Short exercise: All lines below must be repeated exactly, with the pictures omitted.

Extracted records

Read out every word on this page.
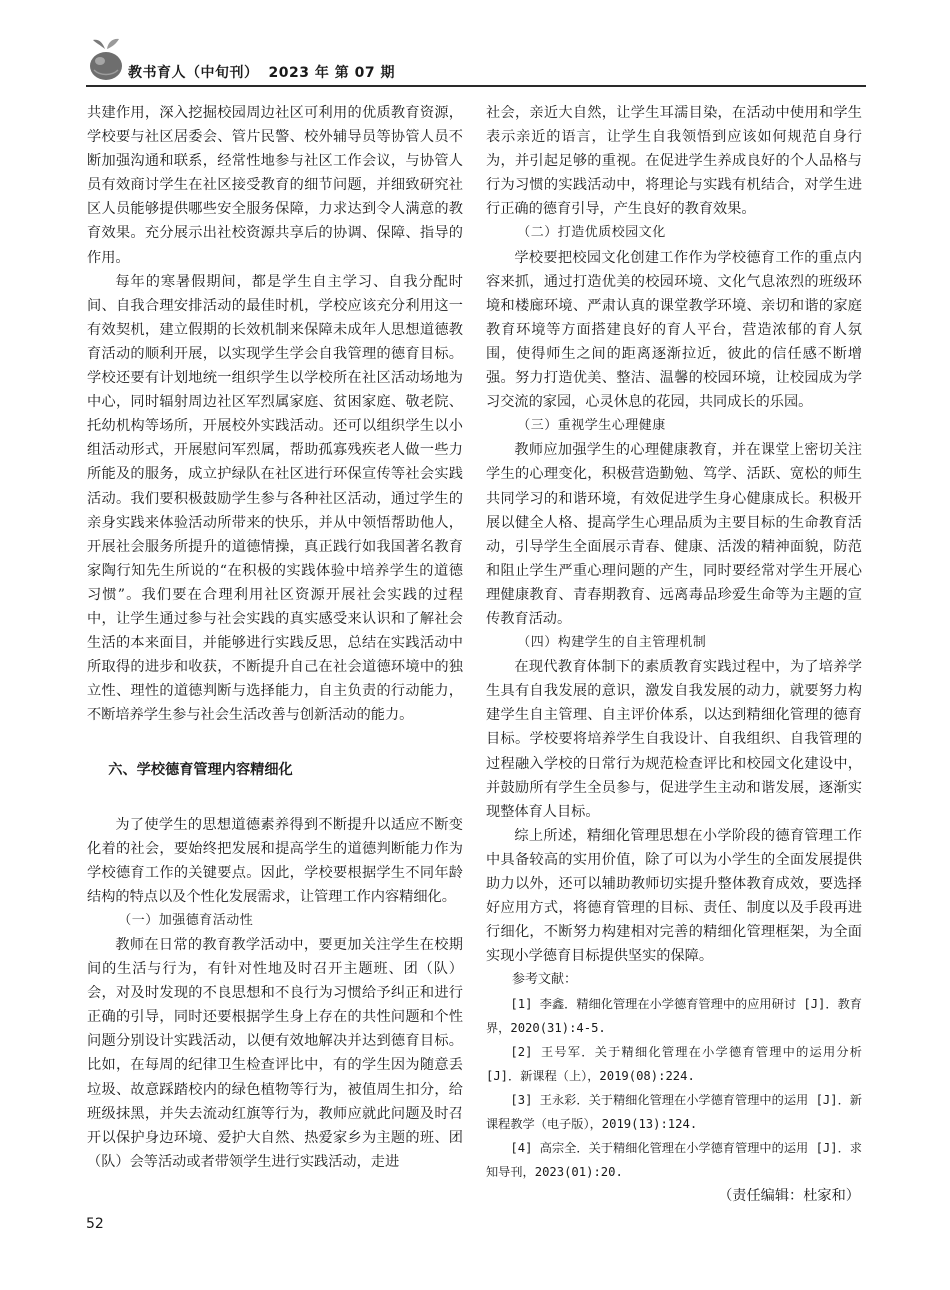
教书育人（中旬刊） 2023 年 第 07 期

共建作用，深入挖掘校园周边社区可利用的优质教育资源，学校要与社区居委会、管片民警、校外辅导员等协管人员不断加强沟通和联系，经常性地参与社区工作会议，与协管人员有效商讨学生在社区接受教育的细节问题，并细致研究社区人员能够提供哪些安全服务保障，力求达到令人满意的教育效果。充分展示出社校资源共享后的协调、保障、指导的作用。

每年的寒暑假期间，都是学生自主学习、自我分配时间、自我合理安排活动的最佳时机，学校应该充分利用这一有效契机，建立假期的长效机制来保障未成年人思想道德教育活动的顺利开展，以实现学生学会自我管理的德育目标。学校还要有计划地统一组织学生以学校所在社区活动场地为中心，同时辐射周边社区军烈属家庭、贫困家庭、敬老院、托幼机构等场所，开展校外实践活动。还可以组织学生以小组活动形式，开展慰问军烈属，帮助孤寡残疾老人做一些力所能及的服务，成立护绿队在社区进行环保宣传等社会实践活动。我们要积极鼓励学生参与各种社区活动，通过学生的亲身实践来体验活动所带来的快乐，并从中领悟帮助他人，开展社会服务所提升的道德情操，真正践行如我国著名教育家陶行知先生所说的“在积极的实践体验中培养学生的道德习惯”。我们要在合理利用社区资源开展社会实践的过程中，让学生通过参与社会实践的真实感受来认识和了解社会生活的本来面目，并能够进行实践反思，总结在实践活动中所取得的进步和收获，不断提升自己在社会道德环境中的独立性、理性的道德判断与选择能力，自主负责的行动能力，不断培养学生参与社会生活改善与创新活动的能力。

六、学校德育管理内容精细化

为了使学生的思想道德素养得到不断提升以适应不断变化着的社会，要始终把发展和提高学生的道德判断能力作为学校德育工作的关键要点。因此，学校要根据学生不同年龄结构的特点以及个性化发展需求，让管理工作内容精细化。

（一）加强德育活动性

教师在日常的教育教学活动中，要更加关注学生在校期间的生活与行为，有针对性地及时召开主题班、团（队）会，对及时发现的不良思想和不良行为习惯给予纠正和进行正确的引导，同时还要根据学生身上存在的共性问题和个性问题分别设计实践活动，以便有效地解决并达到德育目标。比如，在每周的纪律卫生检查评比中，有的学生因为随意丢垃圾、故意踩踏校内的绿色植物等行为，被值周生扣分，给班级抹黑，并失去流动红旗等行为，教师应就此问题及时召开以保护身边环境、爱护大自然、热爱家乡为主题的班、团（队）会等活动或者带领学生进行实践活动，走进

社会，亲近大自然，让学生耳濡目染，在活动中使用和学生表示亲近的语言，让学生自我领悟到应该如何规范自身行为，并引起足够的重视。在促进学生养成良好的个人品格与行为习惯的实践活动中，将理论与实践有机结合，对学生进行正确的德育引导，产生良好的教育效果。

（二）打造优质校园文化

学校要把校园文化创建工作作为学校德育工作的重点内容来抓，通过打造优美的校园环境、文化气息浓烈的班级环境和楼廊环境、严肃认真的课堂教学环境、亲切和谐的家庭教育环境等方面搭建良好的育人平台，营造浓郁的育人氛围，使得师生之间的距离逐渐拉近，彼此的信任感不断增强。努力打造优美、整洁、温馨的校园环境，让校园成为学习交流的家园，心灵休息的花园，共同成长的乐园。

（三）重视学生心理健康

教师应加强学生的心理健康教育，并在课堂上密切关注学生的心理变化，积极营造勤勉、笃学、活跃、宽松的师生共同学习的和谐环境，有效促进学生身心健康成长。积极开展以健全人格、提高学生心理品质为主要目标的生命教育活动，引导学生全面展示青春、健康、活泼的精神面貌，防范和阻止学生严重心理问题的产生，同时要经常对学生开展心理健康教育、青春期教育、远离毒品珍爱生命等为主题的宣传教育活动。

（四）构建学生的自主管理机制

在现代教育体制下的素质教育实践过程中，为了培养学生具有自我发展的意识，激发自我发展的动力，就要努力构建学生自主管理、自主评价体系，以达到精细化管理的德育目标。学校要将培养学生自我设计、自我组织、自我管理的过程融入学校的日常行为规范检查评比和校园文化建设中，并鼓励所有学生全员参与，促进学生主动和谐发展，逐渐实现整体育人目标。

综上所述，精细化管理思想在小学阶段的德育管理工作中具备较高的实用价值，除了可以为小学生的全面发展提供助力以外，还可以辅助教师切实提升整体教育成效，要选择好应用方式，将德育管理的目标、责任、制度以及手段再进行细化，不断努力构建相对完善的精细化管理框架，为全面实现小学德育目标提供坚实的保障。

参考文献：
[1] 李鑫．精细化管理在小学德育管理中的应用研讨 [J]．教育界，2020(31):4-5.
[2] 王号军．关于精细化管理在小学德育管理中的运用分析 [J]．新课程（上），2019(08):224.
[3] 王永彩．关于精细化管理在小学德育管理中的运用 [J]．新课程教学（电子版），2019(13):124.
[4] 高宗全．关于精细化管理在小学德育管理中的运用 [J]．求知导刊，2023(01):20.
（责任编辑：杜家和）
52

The answer:
Read out every word on this page.
教书育人（中旬刊） 2023 年 第 07 期

共建作用，深入挖掘校园周边社区可利用的优质教育资源，学校要与社区居委会、管片民警、校外辅导员等协管人员不断加强沟通和联系，经常性地参与社区工作会议，与协管人员有效商讨学生在社区接受教育的细节问题，并细致研究社区人员能够提供哪些安全服务保障，力求达到令人满意的教育效果。充分展示出社校资源共享后的协调、保障、指导的作用。

每年的寒暑假期间，都是学生自主学习、自我分配时间、自我合理安排活动的最佳时机，学校应该充分利用这一有效契机，建立假期的长效机制来保障未成年人思想道德教育活动的顺利开展，以实现学生学会自我管理的德育目标。学校还要有计划地统一组织学生以学校所在社区活动场地为中心，同时辐射周边社区军烈属家庭、贫困家庭、敬老院、托幼机构等场所，开展校外实践活动。还可以组织学生以小组活动形式，开展慰问军烈属，帮助孤寡残疾老人做一些力所能及的服务，成立护绿队在社区进行环保宣传等社会实践活动。我们要积极鼓励学生参与各种社区活动，通过学生的亲身实践来体验活动所带来的快乐，并从中领悟帮助他人，开展社会服务所提升的道德情操，真正践行如我国著名教育家陶行知先生所说的“在积极的实践体验中培养学生的道德习惯”。我们要在合理利用社区资源开展社会实践的过程中，让学生通过参与社会实践的真实感受来认识和了解社会生活的本来面目，并能够进行实践反思，总结在实践活动中所取得的进步和收获，不断提升自己在社会道德环境中的独立性、理性的道德判断与选择能力，自主负责的行动能力，不断培养学生参与社会生活改善与创新活动的能力。

六、学校德育管理内容精细化

为了使学生的思想道德素养得到不断提升以适应不断变化着的社会，要始终把发展和提高学生的道德判断能力作为学校德育工作的关键要点。因此，学校要根据学生不同年龄结构的特点以及个性化发展需求，让管理工作内容精细化。

（一）加强德育活动性

教师在日常的教育教学活动中，要更加关注学生在校期间的生活与行为，有针对性地及时召开主题班、团（队）会，对及时发现的不良思想和不良行为习惯给予纠正和进行正确的引导，同时还要根据学生身上存在的共性问题和个性问题分别设计实践活动，以便有效地解决并达到德育目标。比如，在每周的纪律卫生检查评比中，有的学生因为随意丢垃圾、故意踩踏校内的绿色植物等行为，被值周生扣分，给班级抹黑，并失去流动红旗等行为，教师应就此问题及时召开以保护身边环境、爱护大自然、热爱家乡为主题的班、团（队）会等活动或者带领学生进行实践活动，走进

社会，亲近大自然，让学生耳濡目染，在活动中使用和学生表示亲近的语言，让学生自我领悟到应该如何规范自身行为，并引起足够的重视。在促进学生养成良好的个人品格与行为习惯的实践活动中，将理论与实践有机结合，对学生进行正确的德育引导，产生良好的教育效果。

（二）打造优质校园文化

学校要把校园文化创建工作作为学校德育工作的重点内容来抓，通过打造优美的校园环境、文化气息浓烈的班级环境和楼廊环境、严肃认真的课堂教学环境、亲切和谐的家庭教育环境等方面搭建良好的育人平台，营造浓郁的育人氛围，使得师生之间的距离逐渐拉近，彼此的信任感不断增强。努力打造优美、整洁、温馨的校园环境，让校园成为学习交流的家园，心灵休息的花园，共同成长的乐园。

（三）重视学生心理健康

教师应加强学生的心理健康教育，并在课堂上密切关注学生的心理变化，积极营造勤勉、笃学、活跃、宽松的师生共同学习的和谐环境，有效促进学生身心健康成长。积极开展以健全人格、提高学生心理品质为主要目标的生命教育活动，引导学生全面展示青春、健康、活泼的精神面貌，防范和阻止学生严重心理问题的产生，同时要经常对学生开展心理健康教育、青春期教育、远离毒品珍爱生命等为主题的宣传教育活动。

（四）构建学生的自主管理机制

在现代教育体制下的素质教育实践过程中，为了培养学生具有自我发展的意识，激发自我发展的动力，就要努力构建学生自主管理、自主评价体系，以达到精细化管理的德育目标。学校要将培养学生自我设计、自我组织、自我管理的过程融入学校的日常行为规范检查评比和校园文化建设中，并鼓励所有学生全员参与，促进学生主动和谐发展，逐渐实现整体育人目标。

综上所述，精细化管理思想在小学阶段的德育管理工作中具备较高的实用价值，除了可以为小学生的全面发展提供助力以外，还可以辅助教师切实提升整体教育成效，要选择好应用方式，将德育管理的目标、责任、制度以及手段再进行细化，不断努力构建相对完善的精细化管理框架，为全面实现小学德育目标提供坚实的保障。

参考文献：
[1] 李鑫．精细化管理在小学德育管理中的应用研讨 [J]．教育界，2020(31):4-5.
[2] 王号军．关于精细化管理在小学德育管理中的运用分析 [J]．新课程（上），2019(08):224.
[3] 王永彩．关于精细化管理在小学德育管理中的运用 [J]．新课程教学（电子版），2019(13):124.
[4] 高宗全．关于精细化管理在小学德育管理中的运用 [J]．求知导刊，2023(01):20.
（责任编辑：杜家和）
52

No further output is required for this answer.